▶ Stated task
Work out the number of lines containing "visita". Give that number alone.

▶ Input for this task
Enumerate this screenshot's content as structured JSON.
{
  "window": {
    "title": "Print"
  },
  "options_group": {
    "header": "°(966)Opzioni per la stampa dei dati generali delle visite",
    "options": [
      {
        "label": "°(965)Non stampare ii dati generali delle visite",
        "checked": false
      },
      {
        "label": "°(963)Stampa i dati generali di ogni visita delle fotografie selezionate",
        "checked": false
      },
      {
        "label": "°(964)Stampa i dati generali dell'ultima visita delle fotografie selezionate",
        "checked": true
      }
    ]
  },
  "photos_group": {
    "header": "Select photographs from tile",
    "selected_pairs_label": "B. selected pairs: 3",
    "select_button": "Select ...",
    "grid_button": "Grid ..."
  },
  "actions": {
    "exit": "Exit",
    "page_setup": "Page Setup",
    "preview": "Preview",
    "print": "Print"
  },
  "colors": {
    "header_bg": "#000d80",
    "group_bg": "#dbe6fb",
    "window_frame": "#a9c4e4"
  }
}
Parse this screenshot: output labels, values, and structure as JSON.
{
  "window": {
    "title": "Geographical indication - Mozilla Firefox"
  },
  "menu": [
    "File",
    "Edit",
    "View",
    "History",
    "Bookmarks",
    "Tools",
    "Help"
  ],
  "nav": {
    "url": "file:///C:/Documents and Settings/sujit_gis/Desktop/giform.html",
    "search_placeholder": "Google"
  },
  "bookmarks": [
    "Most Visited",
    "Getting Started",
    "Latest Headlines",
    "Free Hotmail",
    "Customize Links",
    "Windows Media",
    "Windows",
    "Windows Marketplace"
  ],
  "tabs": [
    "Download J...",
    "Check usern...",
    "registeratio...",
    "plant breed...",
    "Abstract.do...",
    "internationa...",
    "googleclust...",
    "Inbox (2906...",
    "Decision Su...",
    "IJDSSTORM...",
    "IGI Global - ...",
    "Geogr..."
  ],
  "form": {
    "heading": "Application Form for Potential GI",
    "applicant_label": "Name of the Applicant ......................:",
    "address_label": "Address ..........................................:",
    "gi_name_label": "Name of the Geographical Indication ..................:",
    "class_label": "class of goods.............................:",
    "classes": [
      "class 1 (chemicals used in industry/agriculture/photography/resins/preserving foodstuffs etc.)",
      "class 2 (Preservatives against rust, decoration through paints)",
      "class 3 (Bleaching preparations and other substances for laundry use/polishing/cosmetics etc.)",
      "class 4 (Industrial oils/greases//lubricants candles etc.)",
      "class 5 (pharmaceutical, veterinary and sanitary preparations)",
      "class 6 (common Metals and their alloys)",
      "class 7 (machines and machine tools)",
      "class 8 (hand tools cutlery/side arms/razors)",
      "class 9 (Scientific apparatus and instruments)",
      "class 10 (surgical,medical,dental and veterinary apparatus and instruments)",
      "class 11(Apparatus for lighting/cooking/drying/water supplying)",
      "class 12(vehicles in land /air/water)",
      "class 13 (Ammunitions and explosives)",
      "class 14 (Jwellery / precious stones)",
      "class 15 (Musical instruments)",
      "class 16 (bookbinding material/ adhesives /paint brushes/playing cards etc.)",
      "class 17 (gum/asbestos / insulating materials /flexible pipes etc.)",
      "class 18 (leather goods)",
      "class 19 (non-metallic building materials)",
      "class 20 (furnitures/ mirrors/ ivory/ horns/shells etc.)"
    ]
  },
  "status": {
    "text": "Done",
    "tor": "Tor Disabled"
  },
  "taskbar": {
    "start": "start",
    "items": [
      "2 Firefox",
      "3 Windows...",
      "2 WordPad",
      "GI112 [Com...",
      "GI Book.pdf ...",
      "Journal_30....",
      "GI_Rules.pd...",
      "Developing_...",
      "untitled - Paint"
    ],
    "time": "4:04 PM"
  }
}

▶ Response to the exercise
2